BEGIN Input for this task
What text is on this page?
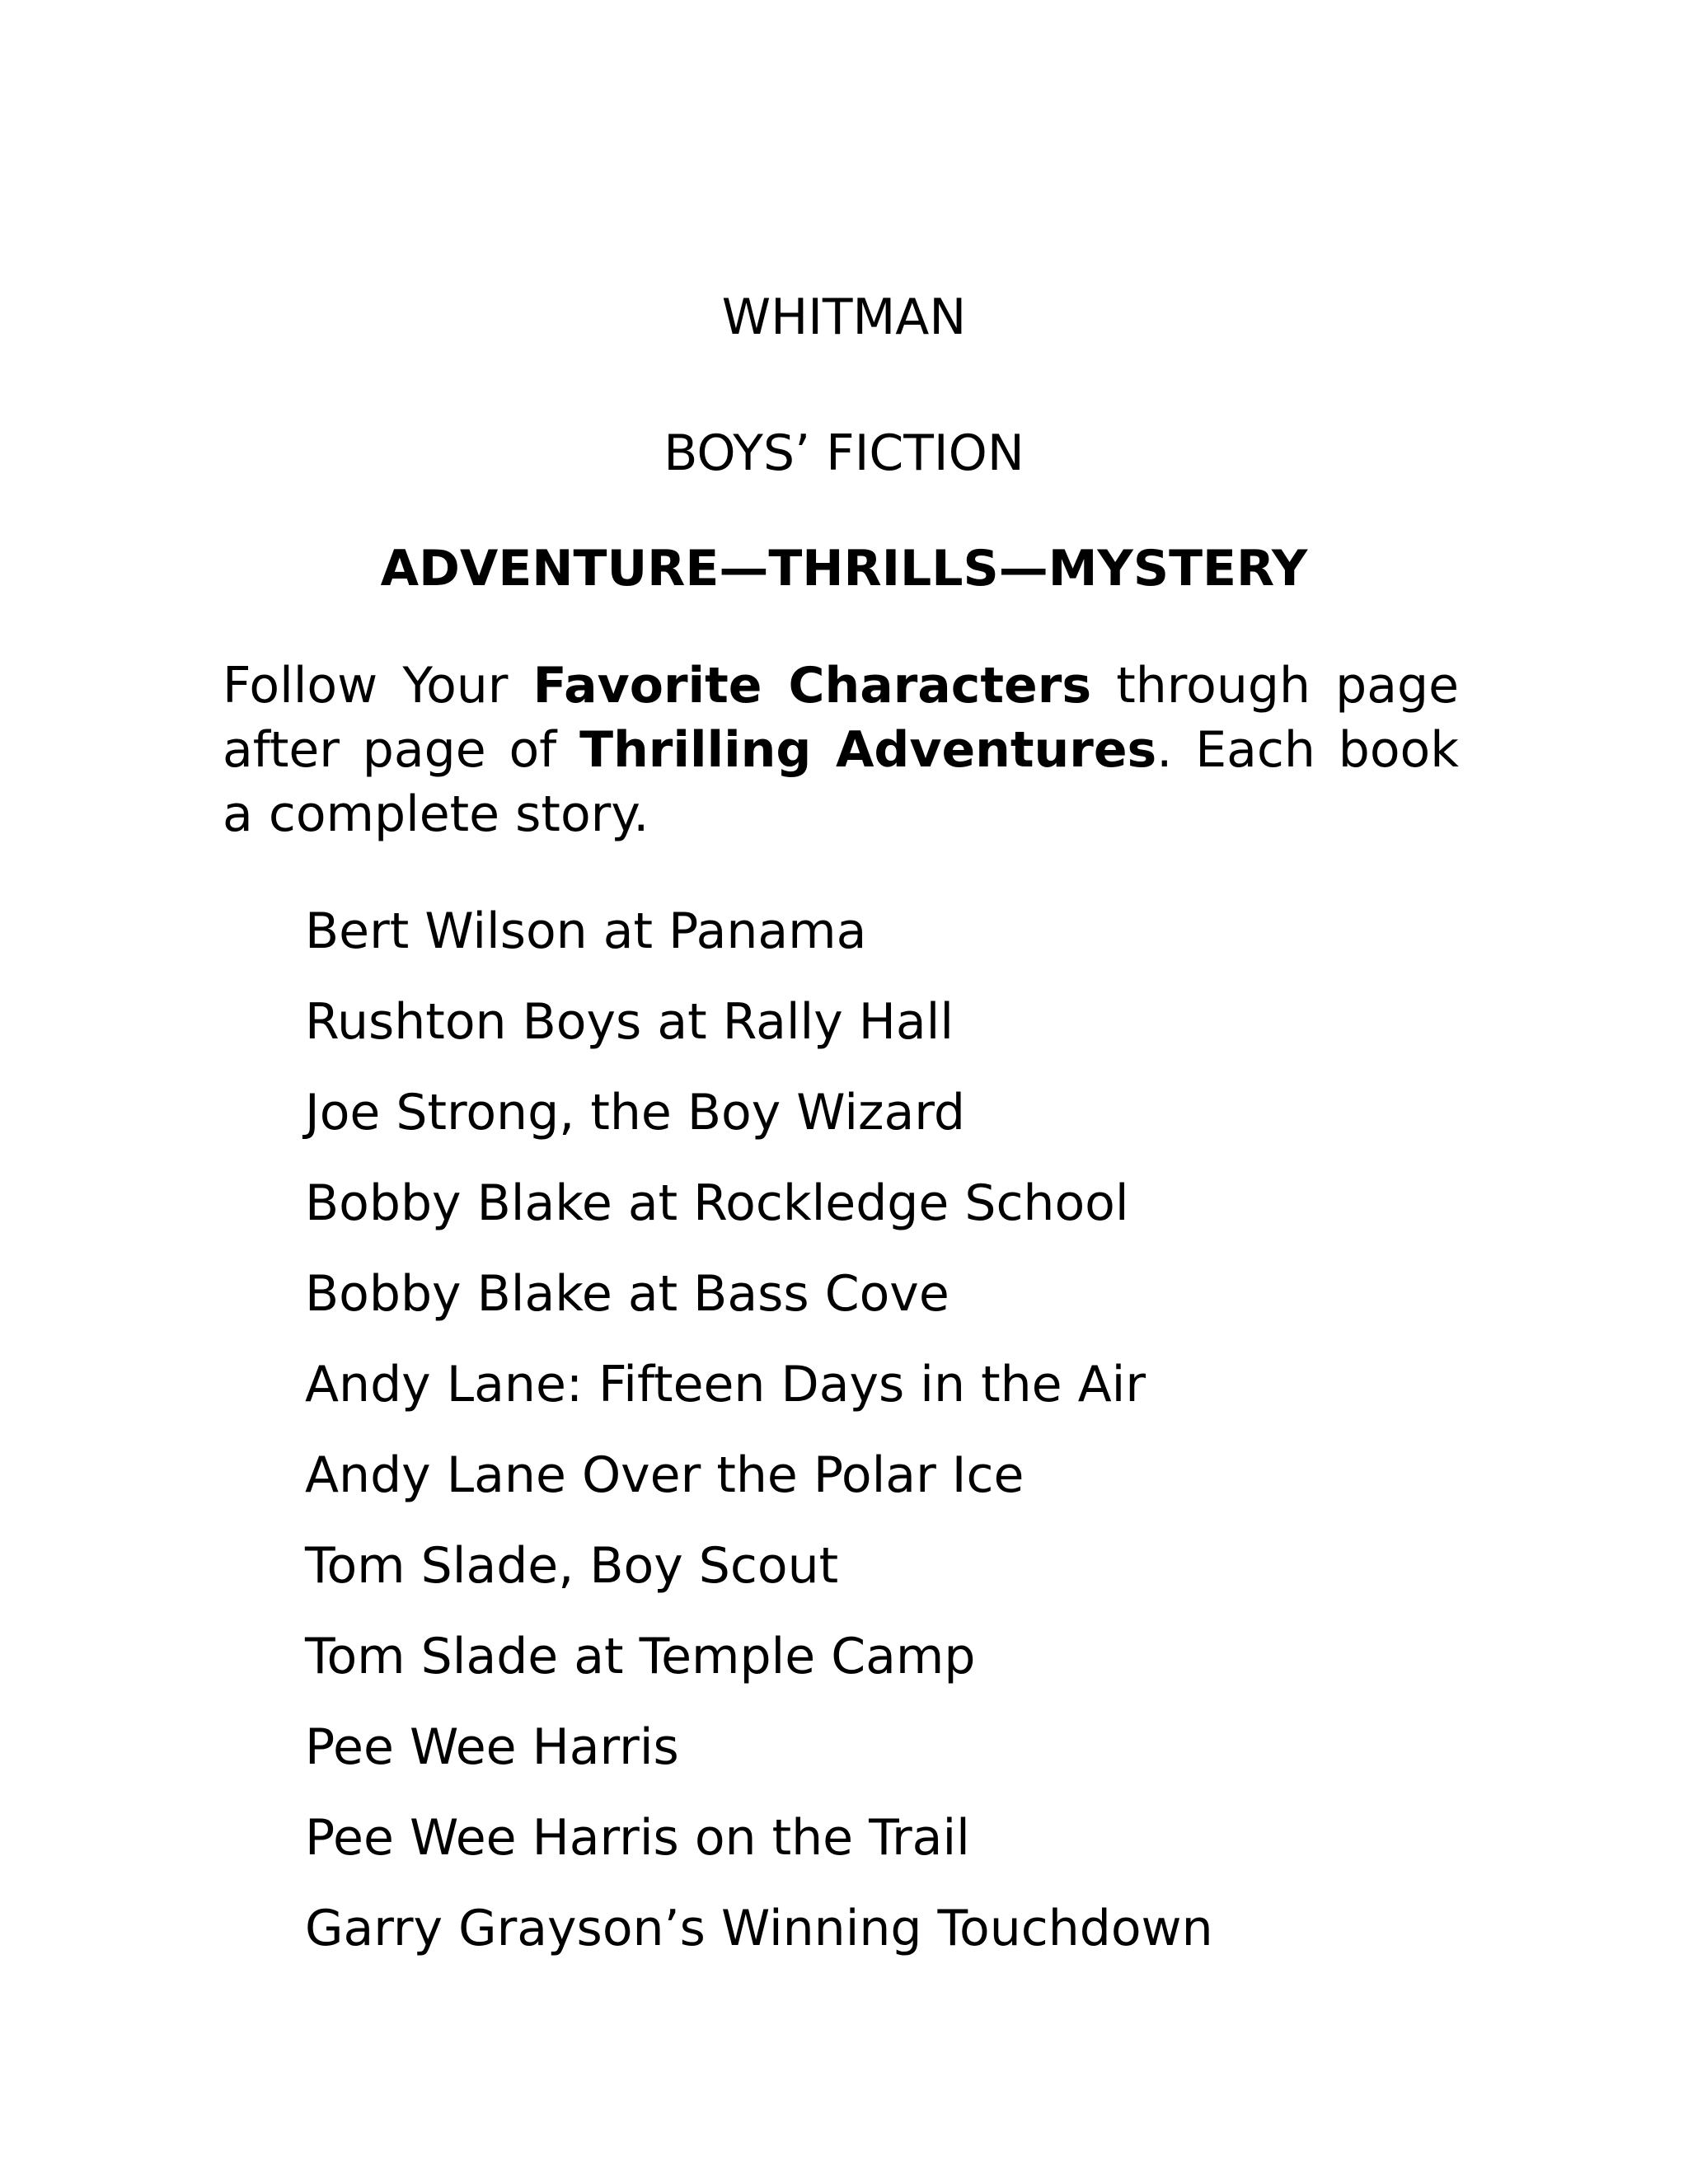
WHITMAN

BOYS’ FICTION

ADVENTURE—THRILLS—MYSTERY

Follow Your Favorite Characters through page after page of Thrilling Adventures. Each book a complete story.

Bert Wilson at Panama
Rushton Boys at Rally Hall
Joe Strong, the Boy Wizard
Bobby Blake at Rockledge School
Bobby Blake at Bass Cove
Andy Lane: Fifteen Days in the Air
Andy Lane Over the Polar Ice
Tom Slade, Boy Scout
Tom Slade at Temple Camp
Pee Wee Harris
Pee Wee Harris on the Trail
Garry Grayson’s Winning Touchdown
END Input for this task
Aim: Copy the listing word for word, excluding its pictures.

Response to this exercise:
What text is on this page?
WHITMAN

BOYS’ FICTION

ADVENTURE—THRILLS—MYSTERY

Follow Your Favorite Characters through page after page of Thrilling Adventures. Each book a complete story.

Bert Wilson at Panama
Rushton Boys at Rally Hall
Joe Strong, the Boy Wizard
Bobby Blake at Rockledge School
Bobby Blake at Bass Cove
Andy Lane: Fifteen Days in the Air
Andy Lane Over the Polar Ice
Tom Slade, Boy Scout
Tom Slade at Temple Camp
Pee Wee Harris
Pee Wee Harris on the Trail
Garry Grayson’s Winning Touchdown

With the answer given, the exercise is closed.